The exercise: Extract all lines in the data that contain the word "сторона".

Data provided:
>>>>>
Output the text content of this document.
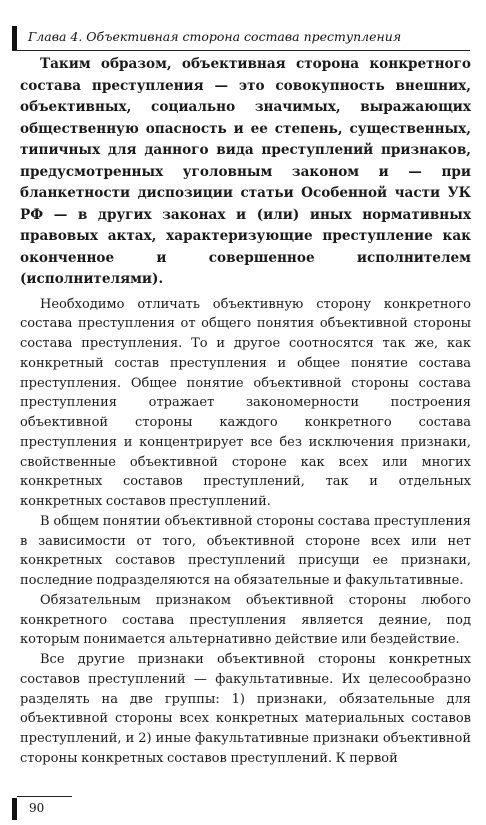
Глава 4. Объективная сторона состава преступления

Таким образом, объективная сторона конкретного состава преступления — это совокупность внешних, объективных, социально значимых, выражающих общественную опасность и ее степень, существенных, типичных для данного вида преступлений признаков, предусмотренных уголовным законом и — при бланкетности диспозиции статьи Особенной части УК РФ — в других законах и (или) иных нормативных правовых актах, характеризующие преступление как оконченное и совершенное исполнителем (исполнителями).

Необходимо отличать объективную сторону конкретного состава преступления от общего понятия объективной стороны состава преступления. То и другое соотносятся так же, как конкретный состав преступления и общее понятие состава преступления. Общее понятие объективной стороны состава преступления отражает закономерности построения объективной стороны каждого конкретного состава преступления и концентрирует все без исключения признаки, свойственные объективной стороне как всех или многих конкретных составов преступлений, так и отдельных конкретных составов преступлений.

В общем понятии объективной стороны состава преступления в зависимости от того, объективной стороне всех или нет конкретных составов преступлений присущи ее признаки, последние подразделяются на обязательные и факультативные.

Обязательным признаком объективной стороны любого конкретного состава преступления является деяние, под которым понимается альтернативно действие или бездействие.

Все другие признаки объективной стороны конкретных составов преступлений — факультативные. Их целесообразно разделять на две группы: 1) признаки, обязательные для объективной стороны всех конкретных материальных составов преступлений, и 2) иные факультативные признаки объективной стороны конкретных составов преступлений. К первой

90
<<<<<
>>>>>
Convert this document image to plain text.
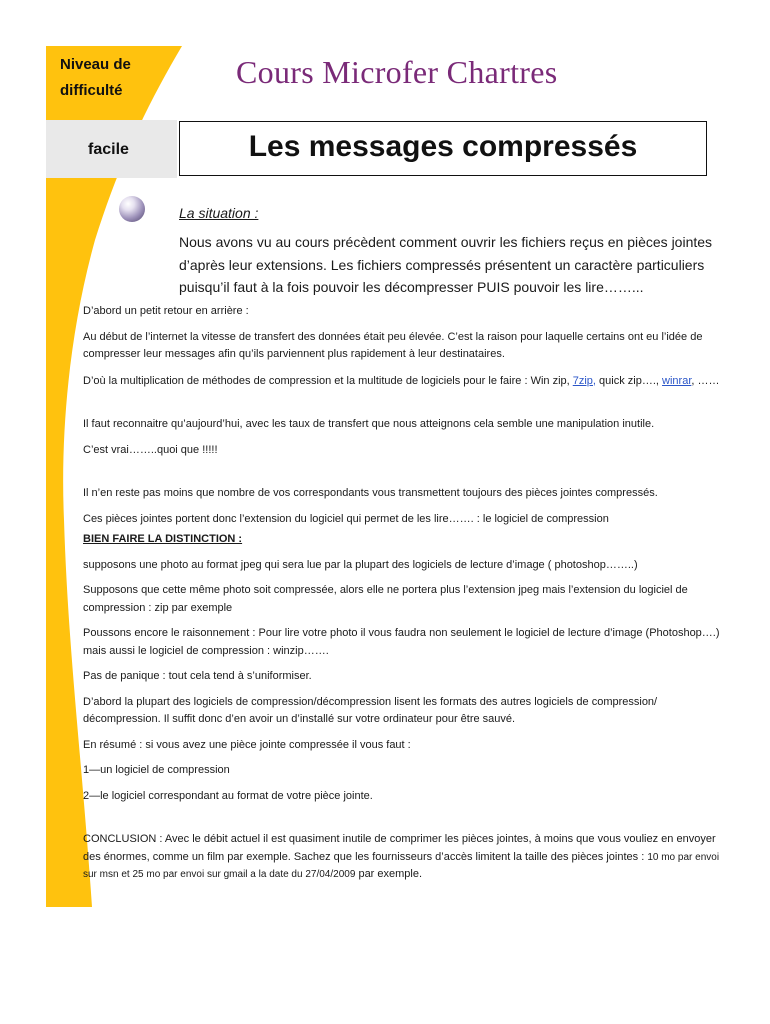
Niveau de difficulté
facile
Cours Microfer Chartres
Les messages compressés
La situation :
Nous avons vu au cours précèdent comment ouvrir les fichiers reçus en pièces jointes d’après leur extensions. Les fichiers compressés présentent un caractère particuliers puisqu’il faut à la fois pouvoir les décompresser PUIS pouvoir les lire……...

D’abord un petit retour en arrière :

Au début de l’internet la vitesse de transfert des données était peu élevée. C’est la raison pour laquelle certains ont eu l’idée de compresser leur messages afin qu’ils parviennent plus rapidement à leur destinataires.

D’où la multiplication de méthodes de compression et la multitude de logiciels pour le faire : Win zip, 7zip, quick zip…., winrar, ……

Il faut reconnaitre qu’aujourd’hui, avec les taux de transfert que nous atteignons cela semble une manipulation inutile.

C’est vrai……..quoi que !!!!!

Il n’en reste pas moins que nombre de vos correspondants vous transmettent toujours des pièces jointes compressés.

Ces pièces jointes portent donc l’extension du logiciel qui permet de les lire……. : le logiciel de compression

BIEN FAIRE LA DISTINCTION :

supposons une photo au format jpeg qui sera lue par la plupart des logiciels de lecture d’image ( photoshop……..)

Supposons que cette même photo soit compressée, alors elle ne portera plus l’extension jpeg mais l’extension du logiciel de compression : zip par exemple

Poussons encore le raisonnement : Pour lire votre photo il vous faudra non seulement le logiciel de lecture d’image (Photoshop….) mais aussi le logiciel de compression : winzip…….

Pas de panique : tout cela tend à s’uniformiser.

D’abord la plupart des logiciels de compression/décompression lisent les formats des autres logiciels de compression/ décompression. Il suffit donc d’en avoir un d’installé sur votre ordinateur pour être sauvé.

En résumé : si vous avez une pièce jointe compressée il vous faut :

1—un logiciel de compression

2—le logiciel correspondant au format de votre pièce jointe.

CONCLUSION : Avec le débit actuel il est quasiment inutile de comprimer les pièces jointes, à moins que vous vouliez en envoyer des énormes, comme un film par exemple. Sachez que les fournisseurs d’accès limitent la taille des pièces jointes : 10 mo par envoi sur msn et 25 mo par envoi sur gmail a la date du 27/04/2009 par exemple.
<<<<<
>>>>>
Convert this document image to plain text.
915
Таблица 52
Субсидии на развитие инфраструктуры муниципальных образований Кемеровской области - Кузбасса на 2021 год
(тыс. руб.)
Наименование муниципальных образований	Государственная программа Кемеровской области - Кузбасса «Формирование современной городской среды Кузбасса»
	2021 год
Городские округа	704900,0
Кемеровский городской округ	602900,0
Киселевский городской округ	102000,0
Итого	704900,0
<<<<<
Task solution:
Глава 4. Объективная сторона состава преступления
Таким образом, объективная сторона конкретного состава преступления — это совокупность внешних, объективных, социально значимых, выражающих общественную опасность и ее степень, существенных, типичных для данного вида преступлений признаков, предусмотренных уголовным законом и — при бланкетности диспозиции статьи Особенной части УК РФ — в других законах и (или) иных нормативных правовых актах, характеризующие преступление как оконченное и совершенное исполнителем (исполнителями).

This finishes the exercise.